◆ OBJECTIVE ◆
Send back the records in full, character for character.

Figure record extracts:
++++++++

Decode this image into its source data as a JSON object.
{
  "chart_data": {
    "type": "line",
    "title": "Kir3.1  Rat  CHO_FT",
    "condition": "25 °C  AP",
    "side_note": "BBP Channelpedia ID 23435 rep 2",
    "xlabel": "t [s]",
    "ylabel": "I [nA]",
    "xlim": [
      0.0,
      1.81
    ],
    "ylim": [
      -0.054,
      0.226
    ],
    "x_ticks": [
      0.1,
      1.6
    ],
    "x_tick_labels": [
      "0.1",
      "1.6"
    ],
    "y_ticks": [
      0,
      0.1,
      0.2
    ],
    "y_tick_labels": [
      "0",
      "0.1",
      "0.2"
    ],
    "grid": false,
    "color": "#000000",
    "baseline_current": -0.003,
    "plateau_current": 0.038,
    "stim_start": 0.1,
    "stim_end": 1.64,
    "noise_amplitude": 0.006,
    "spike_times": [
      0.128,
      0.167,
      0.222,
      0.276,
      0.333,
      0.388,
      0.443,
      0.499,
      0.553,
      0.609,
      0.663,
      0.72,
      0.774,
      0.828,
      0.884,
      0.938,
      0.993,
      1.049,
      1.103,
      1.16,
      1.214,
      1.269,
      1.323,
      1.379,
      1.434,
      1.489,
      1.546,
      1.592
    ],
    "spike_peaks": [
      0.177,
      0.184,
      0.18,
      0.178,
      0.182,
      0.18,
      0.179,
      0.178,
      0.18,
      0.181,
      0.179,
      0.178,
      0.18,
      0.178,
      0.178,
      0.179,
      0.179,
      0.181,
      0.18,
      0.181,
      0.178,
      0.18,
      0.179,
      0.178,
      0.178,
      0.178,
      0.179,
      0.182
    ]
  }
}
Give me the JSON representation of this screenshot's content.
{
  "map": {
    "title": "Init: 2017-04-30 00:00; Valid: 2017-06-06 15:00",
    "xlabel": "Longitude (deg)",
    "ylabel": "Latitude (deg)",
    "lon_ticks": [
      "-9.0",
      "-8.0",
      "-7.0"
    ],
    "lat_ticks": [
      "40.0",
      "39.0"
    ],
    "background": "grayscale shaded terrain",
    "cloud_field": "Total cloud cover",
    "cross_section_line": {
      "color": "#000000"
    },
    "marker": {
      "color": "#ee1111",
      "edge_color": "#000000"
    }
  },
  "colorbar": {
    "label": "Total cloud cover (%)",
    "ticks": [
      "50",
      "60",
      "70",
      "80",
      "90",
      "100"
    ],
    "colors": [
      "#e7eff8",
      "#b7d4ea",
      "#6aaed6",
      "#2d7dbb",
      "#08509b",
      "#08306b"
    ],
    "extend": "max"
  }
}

++++++++

◆ EXERCISE SOLUTION ◆
Decode this image into its source data as a JSON object.
{
  "chart_data": {
    "type": "line",
    "title": "Kir3.1  Rat  CHO_FT",
    "condition": "25 °C  AP",
    "side_note": "BBP Channelpedia ID 23435 rep 2",
    "xlabel": "t [s]",
    "ylabel": "I [nA]",
    "xlim": [
      0.0,
      1.81
    ],
    "ylim": [
      -0.054,
      0.226
    ],
    "x_ticks": [
      0.1,
      1.6
    ],
    "x_tick_labels": [
      "0.1",
      "1.6"
    ],
    "y_ticks": [
      0,
      0.1,
      0.2
    ],
    "y_tick_labels": [
      "0",
      "0.1",
      "0.2"
    ],
    "grid": false,
    "color": "#000000",
    "baseline_current": -0.003,
    "plateau_current": 0.038,
    "stim_start": 0.1,
    "stim_end": 1.64,
    "noise_amplitude": 0.006,
    "spike_times": [
      0.128,
      0.167,
      0.222,
      0.276,
      0.333,
      0.388,
      0.443,
      0.499,
      0.553,
      0.609,
      0.663,
      0.72,
      0.774,
      0.828,
      0.884,
      0.938,
      0.993,
      1.049,
      1.103,
      1.16,
      1.214,
      1.269,
      1.323,
      1.379,
      1.434,
      1.489,
      1.546,
      1.592
    ],
    "spike_peaks": [
      0.177,
      0.184,
      0.18,
      0.178,
      0.182,
      0.18,
      0.179,
      0.178,
      0.18,
      0.181,
      0.179,
      0.178,
      0.18,
      0.178,
      0.178,
      0.179,
      0.179,
      0.181,
      0.18,
      0.181,
      0.178,
      0.18,
      0.179,
      0.178,
      0.178,
      0.178,
      0.179,
      0.182
    ]
  }
}
Give me the JSON representation of this screenshot's content.
{
  "map": {
    "title": "Init: 2017-04-30 00:00; Valid: 2017-06-06 15:00",
    "xlabel": "Longitude (deg)",
    "ylabel": "Latitude (deg)",
    "lon_ticks": [
      "-9.0",
      "-8.0",
      "-7.0"
    ],
    "lat_ticks": [
      "40.0",
      "39.0"
    ],
    "background": "grayscale shaded terrain",
    "cloud_field": "Total cloud cover",
    "cross_section_line": {
      "color": "#000000"
    },
    "marker": {
      "color": "#ee1111",
      "edge_color": "#000000"
    }
  },
  "colorbar": {
    "label": "Total cloud cover (%)",
    "ticks": [
      "50",
      "60",
      "70",
      "80",
      "90",
      "100"
    ],
    "colors": [
      "#e7eff8",
      "#b7d4ea",
      "#6aaed6",
      "#2d7dbb",
      "#08509b",
      "#08306b"
    ],
    "extend": "max"
  }
}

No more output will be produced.